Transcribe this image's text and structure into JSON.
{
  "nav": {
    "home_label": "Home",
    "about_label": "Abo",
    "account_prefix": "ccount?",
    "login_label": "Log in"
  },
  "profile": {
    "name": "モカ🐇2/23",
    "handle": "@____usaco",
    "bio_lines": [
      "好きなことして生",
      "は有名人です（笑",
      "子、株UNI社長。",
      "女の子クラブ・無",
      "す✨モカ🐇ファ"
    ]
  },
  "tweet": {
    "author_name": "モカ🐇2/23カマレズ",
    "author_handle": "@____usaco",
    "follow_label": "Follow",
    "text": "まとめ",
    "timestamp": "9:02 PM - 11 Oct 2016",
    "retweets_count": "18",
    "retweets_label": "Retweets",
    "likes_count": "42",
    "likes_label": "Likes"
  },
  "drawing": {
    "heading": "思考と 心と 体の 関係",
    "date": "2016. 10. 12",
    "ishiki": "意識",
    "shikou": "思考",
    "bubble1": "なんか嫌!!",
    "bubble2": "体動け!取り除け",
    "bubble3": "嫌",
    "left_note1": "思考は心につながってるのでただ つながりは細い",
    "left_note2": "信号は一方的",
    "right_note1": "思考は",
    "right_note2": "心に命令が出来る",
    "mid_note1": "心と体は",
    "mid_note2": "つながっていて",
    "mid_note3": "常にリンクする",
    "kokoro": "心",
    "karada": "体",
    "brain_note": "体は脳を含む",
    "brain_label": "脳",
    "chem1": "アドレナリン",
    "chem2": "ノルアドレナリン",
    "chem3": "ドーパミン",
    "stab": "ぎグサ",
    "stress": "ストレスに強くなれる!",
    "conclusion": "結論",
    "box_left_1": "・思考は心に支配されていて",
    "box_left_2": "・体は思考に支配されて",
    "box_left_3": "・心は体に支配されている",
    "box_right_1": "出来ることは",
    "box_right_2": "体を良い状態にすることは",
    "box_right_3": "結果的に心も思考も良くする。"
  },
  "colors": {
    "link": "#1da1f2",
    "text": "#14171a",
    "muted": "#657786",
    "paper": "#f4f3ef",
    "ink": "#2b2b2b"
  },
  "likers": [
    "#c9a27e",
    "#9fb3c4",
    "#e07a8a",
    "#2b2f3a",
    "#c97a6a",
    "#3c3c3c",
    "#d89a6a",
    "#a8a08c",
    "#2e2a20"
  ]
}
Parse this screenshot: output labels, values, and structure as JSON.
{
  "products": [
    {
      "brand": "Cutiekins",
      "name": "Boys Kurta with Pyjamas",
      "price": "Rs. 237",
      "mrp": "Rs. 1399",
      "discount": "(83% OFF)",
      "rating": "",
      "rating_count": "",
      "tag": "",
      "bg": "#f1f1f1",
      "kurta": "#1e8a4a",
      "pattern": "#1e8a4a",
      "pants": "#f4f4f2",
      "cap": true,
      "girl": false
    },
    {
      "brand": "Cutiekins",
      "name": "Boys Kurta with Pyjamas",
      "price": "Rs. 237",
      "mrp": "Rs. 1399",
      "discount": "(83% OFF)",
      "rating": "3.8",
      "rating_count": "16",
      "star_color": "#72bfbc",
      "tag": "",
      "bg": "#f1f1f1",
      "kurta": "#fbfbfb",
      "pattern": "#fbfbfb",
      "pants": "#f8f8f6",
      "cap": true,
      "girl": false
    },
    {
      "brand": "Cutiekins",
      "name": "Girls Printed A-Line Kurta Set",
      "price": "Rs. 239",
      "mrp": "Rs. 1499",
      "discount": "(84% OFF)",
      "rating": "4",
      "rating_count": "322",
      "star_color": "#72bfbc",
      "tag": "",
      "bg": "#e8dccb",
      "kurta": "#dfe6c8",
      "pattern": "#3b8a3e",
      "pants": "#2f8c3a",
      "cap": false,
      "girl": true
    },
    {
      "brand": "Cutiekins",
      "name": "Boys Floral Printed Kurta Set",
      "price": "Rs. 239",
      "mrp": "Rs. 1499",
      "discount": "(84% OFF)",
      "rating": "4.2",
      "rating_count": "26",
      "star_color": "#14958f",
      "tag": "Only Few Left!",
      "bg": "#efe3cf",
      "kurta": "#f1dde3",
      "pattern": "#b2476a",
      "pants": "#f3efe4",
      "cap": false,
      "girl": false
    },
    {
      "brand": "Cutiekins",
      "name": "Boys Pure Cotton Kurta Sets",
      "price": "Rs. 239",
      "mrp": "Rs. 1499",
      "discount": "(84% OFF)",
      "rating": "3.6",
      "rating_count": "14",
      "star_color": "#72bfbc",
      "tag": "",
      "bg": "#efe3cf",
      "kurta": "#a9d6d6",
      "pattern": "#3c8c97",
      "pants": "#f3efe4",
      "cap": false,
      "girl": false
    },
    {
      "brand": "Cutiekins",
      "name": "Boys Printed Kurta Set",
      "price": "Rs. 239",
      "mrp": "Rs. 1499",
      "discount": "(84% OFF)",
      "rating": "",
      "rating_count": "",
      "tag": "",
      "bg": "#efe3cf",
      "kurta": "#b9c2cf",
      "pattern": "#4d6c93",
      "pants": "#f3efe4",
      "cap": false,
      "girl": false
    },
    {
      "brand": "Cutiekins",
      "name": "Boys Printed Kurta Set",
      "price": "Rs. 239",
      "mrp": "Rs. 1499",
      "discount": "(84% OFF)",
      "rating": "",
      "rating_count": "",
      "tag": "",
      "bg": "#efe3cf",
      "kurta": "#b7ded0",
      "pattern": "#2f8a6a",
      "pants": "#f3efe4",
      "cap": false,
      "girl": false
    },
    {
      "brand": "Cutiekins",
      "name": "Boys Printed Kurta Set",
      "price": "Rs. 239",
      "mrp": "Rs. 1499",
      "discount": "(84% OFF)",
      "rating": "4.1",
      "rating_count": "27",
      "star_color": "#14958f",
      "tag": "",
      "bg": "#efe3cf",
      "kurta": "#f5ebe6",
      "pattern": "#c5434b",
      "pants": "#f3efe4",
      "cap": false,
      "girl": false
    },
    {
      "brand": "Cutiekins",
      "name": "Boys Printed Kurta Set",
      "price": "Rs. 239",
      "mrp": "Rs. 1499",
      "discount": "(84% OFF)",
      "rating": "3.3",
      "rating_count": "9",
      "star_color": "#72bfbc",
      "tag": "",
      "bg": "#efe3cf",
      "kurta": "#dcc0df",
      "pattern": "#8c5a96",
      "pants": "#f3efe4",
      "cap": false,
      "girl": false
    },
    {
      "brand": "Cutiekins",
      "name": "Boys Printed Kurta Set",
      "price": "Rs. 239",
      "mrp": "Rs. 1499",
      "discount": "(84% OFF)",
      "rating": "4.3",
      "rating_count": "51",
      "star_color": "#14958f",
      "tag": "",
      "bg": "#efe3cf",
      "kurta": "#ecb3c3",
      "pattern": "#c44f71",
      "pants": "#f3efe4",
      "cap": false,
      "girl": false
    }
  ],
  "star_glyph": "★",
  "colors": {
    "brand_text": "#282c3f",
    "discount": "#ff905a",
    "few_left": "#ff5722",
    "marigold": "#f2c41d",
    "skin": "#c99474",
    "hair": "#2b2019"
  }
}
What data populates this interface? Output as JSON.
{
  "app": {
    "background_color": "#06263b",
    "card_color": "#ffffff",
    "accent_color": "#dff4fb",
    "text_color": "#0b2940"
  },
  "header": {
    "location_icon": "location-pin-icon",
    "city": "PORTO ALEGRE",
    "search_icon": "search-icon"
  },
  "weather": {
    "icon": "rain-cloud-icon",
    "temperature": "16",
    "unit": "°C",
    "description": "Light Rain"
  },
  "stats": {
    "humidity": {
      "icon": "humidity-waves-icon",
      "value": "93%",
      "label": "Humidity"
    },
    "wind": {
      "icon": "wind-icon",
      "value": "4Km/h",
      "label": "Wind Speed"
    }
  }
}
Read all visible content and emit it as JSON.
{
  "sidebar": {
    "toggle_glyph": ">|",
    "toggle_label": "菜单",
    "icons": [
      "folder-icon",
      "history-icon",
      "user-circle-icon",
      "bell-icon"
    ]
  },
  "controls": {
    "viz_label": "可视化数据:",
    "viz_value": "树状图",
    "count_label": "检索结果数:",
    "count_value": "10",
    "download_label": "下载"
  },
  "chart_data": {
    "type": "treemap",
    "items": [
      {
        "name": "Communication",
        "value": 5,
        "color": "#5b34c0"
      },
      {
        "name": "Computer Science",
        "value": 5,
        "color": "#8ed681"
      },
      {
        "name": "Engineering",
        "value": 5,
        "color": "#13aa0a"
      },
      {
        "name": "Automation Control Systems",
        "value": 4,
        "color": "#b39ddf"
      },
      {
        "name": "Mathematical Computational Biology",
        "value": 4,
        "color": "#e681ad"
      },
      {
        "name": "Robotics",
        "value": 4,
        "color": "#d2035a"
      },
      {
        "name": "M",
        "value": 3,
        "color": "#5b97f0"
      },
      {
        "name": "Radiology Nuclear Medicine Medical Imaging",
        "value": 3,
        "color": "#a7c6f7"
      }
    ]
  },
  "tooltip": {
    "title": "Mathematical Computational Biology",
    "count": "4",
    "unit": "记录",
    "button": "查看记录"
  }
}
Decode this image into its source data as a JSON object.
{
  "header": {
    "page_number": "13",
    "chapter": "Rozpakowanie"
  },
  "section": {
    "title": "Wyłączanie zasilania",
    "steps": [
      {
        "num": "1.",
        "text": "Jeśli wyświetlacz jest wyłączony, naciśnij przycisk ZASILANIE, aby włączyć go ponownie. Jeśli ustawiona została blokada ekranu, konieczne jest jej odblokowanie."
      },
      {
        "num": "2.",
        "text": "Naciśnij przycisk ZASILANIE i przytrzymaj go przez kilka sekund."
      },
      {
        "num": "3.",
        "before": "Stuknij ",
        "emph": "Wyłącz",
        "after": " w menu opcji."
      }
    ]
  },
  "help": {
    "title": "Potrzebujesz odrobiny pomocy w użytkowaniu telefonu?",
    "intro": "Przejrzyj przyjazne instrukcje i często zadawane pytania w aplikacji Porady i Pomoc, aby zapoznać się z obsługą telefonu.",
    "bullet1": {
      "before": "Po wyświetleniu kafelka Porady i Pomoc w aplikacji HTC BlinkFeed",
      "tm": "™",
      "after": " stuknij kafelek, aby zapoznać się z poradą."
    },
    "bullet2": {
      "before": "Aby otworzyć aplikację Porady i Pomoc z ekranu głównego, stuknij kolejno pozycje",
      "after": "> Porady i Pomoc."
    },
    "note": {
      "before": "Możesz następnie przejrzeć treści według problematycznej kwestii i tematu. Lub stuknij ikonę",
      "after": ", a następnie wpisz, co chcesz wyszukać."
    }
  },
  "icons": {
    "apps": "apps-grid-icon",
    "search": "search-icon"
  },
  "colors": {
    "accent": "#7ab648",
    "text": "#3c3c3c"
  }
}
------------------------------
Problem requirements:
Search the preceding listing for the word "pattern" and pull out every line that holds it.

Task answer:
      "pattern": "#1e8a4a",
      "pattern": "#fbfbfb",
      "pattern": "#3b8a3e",
      "pattern": "#b2476a",
      "pattern": "#3c8c97",
      "pattern": "#4d6c93",
      "pattern": "#2f8a6a",
      "pattern": "#c5434b",
      "pattern": "#8c5a96",
      "pattern": "#c44f71",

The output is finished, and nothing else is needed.